| Quoted passage |
====================

CalabrioAdobeStock_355036138_22421.jpeg

A graphic of a cloud
Image: Amgun - stock.adobe.com
Last time I provided an update on workforce engagement management (WEM) vendor Calabrio was in June 2018, when the company was transitioning from being an on-premises to a cloud solution provider. A year earlier, Cisco contact center veteran Ross Daniels joined Calabrio as VP, global partner organization, to help power that transition. Daniels was more recently named CMO, where he’ll continue his partner organization responsibilities. I had the opportunity to catch up with him during a briefing and learn about Calabrio’s 2020 activities.
 
Global Team
My 2018 post ended with the line, “Owned by investment firm KKR, Calabrio seems poised for its next journey, be that IPO or acquisition.” While an IPO may still be in Calabrio’s future, the 2019 acquisition of Swedish workforce management company Teleopti was a major factor in positively impacting all the statistics shown in the graphic. “Calabrio had a nice global footprint prior to the acquisition, but Teleopti was really an international company,” Daniels summarized.

====================

| Data |
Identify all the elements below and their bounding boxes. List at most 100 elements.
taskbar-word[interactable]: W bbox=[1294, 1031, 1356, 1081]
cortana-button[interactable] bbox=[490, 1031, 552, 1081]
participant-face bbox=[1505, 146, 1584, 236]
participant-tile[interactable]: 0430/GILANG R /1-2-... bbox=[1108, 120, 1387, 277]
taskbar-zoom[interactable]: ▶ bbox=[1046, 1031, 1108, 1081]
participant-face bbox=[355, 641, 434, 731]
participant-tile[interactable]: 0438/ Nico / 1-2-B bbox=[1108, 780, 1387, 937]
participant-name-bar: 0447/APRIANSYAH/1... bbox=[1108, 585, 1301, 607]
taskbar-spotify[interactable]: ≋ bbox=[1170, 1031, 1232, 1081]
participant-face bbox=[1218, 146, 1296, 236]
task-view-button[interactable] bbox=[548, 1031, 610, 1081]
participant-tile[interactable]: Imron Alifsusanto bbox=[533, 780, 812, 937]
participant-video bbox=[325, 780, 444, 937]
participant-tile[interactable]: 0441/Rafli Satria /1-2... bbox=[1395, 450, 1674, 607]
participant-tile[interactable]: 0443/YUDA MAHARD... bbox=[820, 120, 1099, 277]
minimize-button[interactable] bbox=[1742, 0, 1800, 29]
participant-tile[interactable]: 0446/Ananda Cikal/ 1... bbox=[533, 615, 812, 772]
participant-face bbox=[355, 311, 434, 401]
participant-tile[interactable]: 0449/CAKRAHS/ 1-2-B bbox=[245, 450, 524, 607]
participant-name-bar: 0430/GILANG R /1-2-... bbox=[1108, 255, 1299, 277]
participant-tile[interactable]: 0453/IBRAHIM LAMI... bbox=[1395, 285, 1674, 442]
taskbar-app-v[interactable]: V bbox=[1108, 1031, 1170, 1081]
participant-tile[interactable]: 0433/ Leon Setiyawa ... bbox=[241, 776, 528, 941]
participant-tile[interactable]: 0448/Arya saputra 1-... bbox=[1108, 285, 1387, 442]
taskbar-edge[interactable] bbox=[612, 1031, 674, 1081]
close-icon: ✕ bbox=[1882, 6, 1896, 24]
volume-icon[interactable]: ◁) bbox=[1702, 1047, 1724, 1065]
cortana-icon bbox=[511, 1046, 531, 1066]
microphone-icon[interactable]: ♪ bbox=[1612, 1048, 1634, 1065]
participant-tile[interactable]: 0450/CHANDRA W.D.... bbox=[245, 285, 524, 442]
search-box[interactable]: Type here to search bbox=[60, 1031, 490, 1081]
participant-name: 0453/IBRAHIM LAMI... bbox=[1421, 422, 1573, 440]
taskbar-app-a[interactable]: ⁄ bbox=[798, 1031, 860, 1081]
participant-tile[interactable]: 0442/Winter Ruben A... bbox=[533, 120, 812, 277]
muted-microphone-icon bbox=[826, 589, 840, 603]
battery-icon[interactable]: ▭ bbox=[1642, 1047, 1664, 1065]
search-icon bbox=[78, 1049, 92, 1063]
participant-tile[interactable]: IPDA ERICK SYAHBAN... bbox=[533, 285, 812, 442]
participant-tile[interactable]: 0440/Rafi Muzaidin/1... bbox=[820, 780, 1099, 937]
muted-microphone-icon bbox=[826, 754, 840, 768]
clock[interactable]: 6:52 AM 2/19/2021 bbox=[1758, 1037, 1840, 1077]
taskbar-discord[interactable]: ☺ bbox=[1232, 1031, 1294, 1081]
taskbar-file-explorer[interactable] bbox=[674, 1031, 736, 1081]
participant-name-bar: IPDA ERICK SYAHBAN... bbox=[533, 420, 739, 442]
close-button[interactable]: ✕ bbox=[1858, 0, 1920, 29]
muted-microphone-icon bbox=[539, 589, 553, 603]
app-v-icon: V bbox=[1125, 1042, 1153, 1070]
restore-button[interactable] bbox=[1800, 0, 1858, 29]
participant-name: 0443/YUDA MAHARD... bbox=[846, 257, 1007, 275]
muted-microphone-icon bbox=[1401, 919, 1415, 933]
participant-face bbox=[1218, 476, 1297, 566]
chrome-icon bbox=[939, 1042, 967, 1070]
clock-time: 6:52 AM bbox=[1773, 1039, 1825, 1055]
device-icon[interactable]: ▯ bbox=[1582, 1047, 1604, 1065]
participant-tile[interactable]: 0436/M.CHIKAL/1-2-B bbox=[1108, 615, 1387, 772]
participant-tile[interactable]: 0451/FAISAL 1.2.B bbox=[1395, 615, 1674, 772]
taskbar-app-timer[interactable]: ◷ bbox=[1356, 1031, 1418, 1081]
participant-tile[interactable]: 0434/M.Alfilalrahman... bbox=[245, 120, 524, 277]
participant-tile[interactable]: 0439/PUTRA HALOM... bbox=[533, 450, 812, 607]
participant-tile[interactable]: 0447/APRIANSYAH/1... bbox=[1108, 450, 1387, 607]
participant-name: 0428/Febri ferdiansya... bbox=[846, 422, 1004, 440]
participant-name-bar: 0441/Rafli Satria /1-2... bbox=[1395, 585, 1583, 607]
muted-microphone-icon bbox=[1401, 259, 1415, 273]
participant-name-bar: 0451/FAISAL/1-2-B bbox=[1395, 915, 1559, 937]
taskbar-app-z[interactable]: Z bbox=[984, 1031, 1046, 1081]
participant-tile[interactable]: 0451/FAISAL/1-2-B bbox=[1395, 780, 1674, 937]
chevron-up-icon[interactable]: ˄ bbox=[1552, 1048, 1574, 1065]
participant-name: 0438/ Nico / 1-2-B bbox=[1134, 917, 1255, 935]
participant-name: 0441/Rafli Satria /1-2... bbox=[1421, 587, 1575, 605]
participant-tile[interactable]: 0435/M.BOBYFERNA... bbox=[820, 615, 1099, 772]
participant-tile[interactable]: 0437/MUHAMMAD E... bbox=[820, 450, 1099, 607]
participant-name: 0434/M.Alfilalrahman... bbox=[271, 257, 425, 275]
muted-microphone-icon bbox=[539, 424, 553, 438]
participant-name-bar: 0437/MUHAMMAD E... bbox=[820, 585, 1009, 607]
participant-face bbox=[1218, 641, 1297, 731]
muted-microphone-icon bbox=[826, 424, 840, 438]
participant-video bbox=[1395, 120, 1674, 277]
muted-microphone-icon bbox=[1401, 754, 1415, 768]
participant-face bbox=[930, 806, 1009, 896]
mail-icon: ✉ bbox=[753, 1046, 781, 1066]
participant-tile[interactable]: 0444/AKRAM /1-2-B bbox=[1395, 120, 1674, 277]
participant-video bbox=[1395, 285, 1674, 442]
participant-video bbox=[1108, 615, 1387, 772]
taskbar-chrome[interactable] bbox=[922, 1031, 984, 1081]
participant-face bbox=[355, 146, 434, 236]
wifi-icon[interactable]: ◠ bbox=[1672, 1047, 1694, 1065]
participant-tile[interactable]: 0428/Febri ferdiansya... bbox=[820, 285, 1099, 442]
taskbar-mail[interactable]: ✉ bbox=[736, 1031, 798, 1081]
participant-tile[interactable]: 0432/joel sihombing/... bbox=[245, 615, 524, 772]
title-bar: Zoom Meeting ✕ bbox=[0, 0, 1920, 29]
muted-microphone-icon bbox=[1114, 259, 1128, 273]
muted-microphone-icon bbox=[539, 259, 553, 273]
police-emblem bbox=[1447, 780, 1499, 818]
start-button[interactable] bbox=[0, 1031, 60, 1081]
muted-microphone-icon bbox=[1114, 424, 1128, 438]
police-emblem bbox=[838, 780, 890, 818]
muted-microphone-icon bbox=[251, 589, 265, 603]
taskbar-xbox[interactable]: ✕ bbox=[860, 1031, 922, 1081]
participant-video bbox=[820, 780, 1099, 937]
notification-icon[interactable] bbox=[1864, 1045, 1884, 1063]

====================

| Problem details |
Reproduce the Calabrio passage word for word, from its first line to its last.

| The output |
CalabrioAdobeStock_355036138_22421.jpeg

A graphic of a cloud
Image: Amgun - stock.adobe.com
Last time I provided an update on workforce engagement management (WEM) vendor Calabrio was in June 2018, when the company was transitioning from being an on-premises to a cloud solution provider. A year earlier, Cisco contact center veteran Ross Daniels joined Calabrio as VP, global partner organization, to help power that transition. Daniels was more recently named CMO, where he’ll continue his partner organization responsibilities. I had the opportunity to catch up with him during a briefing and learn about Calabrio’s 2020 activities.
 
Global Team
My 2018 post ended with the line, “Owned by investment firm KKR, Calabrio seems poised for its next journey, be that IPO or acquisition.” While an IPO may still be in Calabrio’s future, the 2019 acquisition of Swedish workforce management company Teleopti was a major factor in positively impacting all the statistics shown in the graphic. “Calabrio had a nice global footprint prior to the acquisition, but Teleopti was really an international company,” Daniels summarized.